BEGIN RECORDS TO PROCESS

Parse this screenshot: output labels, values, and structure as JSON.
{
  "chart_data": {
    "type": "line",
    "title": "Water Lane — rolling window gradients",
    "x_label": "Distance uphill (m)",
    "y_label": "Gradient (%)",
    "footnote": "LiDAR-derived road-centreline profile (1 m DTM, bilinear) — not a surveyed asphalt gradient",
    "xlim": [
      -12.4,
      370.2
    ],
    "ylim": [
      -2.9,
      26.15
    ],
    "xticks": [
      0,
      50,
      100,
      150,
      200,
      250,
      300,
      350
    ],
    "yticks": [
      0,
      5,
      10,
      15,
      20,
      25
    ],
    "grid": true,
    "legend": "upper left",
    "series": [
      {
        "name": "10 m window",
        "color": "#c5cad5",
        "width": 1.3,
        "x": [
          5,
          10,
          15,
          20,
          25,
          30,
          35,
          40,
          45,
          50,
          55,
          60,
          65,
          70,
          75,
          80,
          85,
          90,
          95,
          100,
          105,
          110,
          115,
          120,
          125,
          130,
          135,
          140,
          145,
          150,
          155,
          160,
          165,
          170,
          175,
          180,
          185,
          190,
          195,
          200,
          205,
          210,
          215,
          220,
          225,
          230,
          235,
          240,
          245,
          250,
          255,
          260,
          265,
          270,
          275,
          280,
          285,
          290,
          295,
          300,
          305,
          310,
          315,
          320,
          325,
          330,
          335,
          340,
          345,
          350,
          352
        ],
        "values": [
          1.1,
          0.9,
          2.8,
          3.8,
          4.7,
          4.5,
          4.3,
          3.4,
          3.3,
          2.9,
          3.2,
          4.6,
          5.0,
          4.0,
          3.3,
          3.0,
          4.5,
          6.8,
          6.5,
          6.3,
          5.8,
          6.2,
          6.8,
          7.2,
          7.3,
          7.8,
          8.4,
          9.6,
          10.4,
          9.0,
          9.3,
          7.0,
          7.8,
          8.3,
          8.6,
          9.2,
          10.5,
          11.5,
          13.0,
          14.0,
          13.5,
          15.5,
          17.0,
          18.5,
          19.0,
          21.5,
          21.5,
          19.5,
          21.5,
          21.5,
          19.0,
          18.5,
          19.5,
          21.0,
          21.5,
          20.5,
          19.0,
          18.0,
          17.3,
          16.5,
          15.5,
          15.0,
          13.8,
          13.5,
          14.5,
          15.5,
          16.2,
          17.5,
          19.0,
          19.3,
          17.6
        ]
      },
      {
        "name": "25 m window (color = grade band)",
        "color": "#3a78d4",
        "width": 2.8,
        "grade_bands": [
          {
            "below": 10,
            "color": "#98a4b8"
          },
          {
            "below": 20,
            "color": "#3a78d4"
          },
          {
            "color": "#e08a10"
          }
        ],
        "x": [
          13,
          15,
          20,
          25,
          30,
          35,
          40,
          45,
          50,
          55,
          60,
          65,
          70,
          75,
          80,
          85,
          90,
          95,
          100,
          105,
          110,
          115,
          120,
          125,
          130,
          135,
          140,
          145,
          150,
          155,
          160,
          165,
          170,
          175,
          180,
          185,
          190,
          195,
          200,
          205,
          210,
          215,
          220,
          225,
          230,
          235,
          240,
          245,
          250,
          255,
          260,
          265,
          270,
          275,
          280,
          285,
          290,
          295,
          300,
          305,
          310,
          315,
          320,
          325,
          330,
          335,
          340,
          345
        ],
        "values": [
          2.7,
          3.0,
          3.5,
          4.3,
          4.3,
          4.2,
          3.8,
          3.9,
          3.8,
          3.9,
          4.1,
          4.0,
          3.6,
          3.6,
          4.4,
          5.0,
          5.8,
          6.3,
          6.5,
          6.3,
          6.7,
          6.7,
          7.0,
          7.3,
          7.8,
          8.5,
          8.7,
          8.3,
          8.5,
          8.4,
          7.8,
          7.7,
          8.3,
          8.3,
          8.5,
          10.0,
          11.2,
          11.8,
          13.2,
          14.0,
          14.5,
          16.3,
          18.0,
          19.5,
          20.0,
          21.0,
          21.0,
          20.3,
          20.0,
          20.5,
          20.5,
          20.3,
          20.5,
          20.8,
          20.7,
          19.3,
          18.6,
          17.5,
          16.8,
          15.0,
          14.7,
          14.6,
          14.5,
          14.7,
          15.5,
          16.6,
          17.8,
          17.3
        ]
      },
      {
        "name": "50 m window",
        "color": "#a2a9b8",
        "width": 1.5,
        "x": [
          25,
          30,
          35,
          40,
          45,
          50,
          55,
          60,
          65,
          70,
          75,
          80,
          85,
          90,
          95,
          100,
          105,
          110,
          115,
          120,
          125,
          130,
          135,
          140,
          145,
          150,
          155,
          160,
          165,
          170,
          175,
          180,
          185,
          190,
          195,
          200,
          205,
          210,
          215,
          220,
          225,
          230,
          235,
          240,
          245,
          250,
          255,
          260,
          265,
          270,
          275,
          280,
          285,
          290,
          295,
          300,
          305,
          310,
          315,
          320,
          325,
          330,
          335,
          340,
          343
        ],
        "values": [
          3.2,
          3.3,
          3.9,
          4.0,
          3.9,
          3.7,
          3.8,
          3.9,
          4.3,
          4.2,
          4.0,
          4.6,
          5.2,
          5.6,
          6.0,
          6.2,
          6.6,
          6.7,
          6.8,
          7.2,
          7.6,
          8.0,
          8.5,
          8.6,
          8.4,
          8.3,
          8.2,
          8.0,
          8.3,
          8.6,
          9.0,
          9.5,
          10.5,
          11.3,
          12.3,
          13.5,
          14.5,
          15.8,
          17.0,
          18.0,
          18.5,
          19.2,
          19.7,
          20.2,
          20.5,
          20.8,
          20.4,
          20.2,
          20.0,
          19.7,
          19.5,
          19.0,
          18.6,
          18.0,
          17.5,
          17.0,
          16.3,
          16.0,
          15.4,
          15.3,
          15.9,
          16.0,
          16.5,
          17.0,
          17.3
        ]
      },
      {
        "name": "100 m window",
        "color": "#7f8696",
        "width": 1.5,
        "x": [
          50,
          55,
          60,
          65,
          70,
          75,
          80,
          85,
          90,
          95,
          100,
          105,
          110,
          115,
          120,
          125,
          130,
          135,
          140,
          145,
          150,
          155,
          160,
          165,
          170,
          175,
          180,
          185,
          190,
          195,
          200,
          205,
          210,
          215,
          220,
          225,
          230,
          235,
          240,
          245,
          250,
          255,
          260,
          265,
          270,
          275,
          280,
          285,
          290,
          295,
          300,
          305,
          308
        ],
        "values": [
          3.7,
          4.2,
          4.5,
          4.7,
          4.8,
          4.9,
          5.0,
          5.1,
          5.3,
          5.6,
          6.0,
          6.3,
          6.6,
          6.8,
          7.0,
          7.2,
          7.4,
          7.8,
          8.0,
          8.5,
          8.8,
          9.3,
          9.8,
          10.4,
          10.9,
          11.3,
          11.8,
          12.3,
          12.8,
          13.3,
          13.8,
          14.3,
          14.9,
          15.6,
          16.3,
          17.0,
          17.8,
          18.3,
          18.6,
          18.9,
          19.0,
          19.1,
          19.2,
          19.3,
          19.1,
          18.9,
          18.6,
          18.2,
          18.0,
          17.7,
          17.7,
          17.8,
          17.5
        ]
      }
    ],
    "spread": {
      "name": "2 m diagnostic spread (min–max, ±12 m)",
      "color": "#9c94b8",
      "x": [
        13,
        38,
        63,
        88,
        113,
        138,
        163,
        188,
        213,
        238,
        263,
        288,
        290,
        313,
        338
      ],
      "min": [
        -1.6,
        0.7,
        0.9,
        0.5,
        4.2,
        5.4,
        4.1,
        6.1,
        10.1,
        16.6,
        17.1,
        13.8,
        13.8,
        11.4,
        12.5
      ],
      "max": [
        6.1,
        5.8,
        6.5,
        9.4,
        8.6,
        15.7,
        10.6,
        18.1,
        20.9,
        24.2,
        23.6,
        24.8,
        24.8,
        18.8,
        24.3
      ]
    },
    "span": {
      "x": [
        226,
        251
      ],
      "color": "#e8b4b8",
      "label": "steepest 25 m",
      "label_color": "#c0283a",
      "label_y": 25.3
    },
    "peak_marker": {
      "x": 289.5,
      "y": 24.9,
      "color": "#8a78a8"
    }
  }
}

END RECORDS TO PROCESS

> _CHALLENGE_: Search the data for "name" and list every line in which it occurs.

> _WRITTEN RESPONSE_:
        "name": "10 m window",
        "name": "25 m window (color = grade band)",
        "name": "50 m window",
        "name": "100 m window",
      "name": "2 m diagnostic spread (min–max, ±12 m)",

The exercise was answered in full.